-------- DATA PROVIDED

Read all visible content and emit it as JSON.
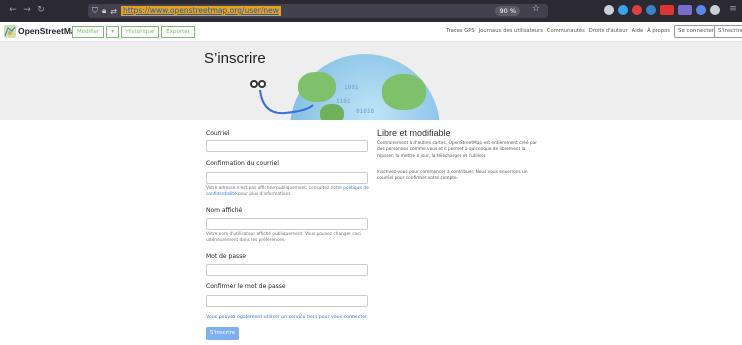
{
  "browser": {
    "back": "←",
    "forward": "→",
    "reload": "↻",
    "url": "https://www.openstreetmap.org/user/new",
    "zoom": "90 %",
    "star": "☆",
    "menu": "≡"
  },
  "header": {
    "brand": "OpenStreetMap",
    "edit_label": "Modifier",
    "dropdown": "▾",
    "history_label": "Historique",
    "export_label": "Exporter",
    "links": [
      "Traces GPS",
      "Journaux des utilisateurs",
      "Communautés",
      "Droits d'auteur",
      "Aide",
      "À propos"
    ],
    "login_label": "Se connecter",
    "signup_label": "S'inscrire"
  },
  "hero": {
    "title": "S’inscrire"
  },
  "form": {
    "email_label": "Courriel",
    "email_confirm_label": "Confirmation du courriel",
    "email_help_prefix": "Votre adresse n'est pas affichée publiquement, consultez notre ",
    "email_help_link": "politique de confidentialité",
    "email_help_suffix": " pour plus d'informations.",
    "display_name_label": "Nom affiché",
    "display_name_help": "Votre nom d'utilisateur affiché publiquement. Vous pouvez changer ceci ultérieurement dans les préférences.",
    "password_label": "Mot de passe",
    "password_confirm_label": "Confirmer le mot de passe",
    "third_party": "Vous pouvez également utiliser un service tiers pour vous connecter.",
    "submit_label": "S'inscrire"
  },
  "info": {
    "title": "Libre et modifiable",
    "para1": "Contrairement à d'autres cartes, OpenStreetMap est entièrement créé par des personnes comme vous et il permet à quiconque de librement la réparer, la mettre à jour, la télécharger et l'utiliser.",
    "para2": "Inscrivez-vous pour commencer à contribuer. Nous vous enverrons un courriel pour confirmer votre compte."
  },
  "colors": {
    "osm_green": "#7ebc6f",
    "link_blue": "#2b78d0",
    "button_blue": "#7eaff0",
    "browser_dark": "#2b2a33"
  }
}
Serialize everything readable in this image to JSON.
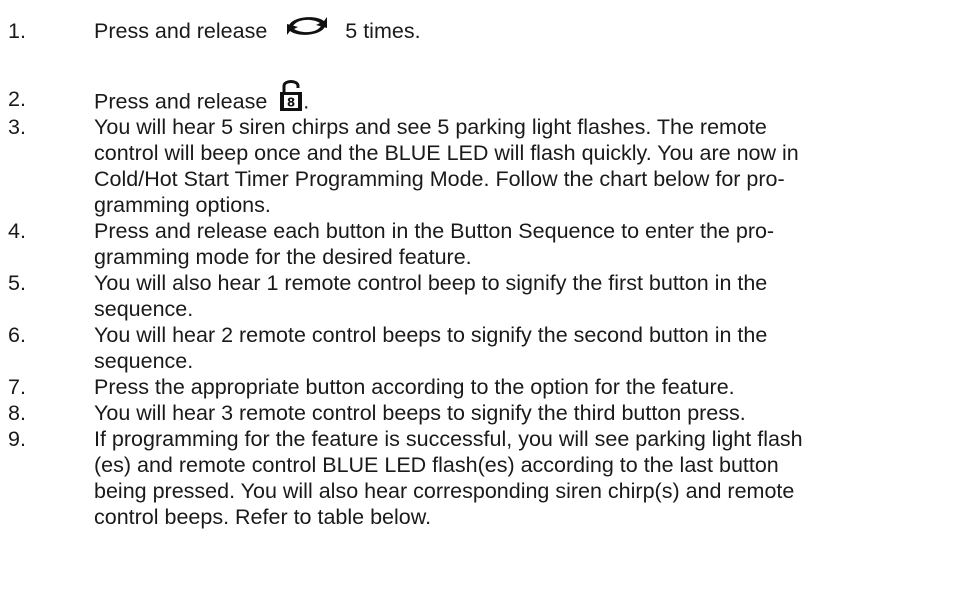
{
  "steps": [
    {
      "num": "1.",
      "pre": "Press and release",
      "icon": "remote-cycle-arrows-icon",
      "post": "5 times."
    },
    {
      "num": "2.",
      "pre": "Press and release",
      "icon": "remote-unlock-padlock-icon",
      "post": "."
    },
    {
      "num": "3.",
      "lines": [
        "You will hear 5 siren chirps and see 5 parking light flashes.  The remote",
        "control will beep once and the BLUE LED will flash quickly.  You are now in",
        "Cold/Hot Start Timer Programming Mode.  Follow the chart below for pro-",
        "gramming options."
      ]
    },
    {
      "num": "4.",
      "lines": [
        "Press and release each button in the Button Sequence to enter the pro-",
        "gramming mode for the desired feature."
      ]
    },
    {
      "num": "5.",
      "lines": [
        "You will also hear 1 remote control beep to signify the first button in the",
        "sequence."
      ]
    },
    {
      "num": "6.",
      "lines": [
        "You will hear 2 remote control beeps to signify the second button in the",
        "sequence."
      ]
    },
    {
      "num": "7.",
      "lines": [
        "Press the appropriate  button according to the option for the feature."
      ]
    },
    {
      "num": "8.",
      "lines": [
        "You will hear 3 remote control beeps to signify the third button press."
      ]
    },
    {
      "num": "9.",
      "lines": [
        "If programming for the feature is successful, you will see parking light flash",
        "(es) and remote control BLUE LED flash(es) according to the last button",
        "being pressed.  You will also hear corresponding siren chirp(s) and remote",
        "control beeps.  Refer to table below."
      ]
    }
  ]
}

----------------

*PROBLEM STATEMENT*: Leave out the pictures and reproduce the rest of the listing exactly.

*EXERCISE RESULT*:
Read all visible content and emit it as JSON.
{
  "browser": {
    "back": "←",
    "forward": "→",
    "reload": "↻",
    "url": "https://www.openstreetmap.org/user/new",
    "zoom": "90 %",
    "star": "☆",
    "menu": "≡"
  },
  "header": {
    "brand": "OpenStreetMap",
    "edit_label": "Modifier",
    "dropdown": "▾",
    "history_label": "Historique",
    "export_label": "Exporter",
    "links": [
      "Traces GPS",
      "Journaux des utilisateurs",
      "Communautés",
      "Droits d'auteur",
      "Aide",
      "À propos"
    ],
    "login_label": "Se connecter",
    "signup_label": "S'inscrire"
  },
  "hero": {
    "title": "S’inscrire"
  },
  "form": {
    "email_label": "Courriel",
    "email_confirm_label": "Confirmation du courriel",
    "email_help_prefix": "Votre adresse n'est pas affichée publiquement, consultez notre ",
    "email_help_link": "politique de confidentialité",
    "email_help_suffix": " pour plus d'informations.",
    "display_name_label": "Nom affiché",
    "display_name_help": "Votre nom d'utilisateur affiché publiquement. Vous pouvez changer ceci ultérieurement dans les préférences.",
    "password_label": "Mot de passe",
    "password_confirm_label": "Confirmer le mot de passe",
    "third_party": "Vous pouvez également utiliser un service tiers pour vous connecter.",
    "submit_label": "S'inscrire"
  },
  "info": {
    "title": "Libre et modifiable",
    "para1": "Contrairement à d'autres cartes, OpenStreetMap est entièrement créé par des personnes comme vous et il permet à quiconque de librement la réparer, la mettre à jour, la télécharger et l'utiliser.",
    "para2": "Inscrivez-vous pour commencer à contribuer. Nous vous enverrons un courriel pour confirmer votre compte."
  },
  "colors": {
    "osm_green": "#7ebc6f",
    "link_blue": "#2b78d0",
    "button_blue": "#7eaff0",
    "browser_dark": "#2b2a33"
  }
}
Serialize everything readable in this image to JSON.
{
  "steps": [
    {
      "num": "1.",
      "pre": "Press and release",
      "icon": "remote-cycle-arrows-icon",
      "post": "5 times."
    },
    {
      "num": "2.",
      "pre": "Press and release",
      "icon": "remote-unlock-padlock-icon",
      "post": "."
    },
    {
      "num": "3.",
      "lines": [
        "You will hear 5 siren chirps and see 5 parking light flashes.  The remote",
        "control will beep once and the BLUE LED will flash quickly.  You are now in",
        "Cold/Hot Start Timer Programming Mode.  Follow the chart below for pro-",
        "gramming options."
      ]
    },
    {
      "num": "4.",
      "lines": [
        "Press and release each button in the Button Sequence to enter the pro-",
        "gramming mode for the desired feature."
      ]
    },
    {
      "num": "5.",
      "lines": [
        "You will also hear 1 remote control beep to signify the first button in the",
        "sequence."
      ]
    },
    {
      "num": "6.",
      "lines": [
        "You will hear 2 remote control beeps to signify the second button in the",
        "sequence."
      ]
    },
    {
      "num": "7.",
      "lines": [
        "Press the appropriate  button according to the option for the feature."
      ]
    },
    {
      "num": "8.",
      "lines": [
        "You will hear 3 remote control beeps to signify the third button press."
      ]
    },
    {
      "num": "9.",
      "lines": [
        "If programming for the feature is successful, you will see parking light flash",
        "(es) and remote control BLUE LED flash(es) according to the last button",
        "being pressed.  You will also hear corresponding siren chirp(s) and remote",
        "control beeps.  Refer to table below."
      ]
    }
  ]
}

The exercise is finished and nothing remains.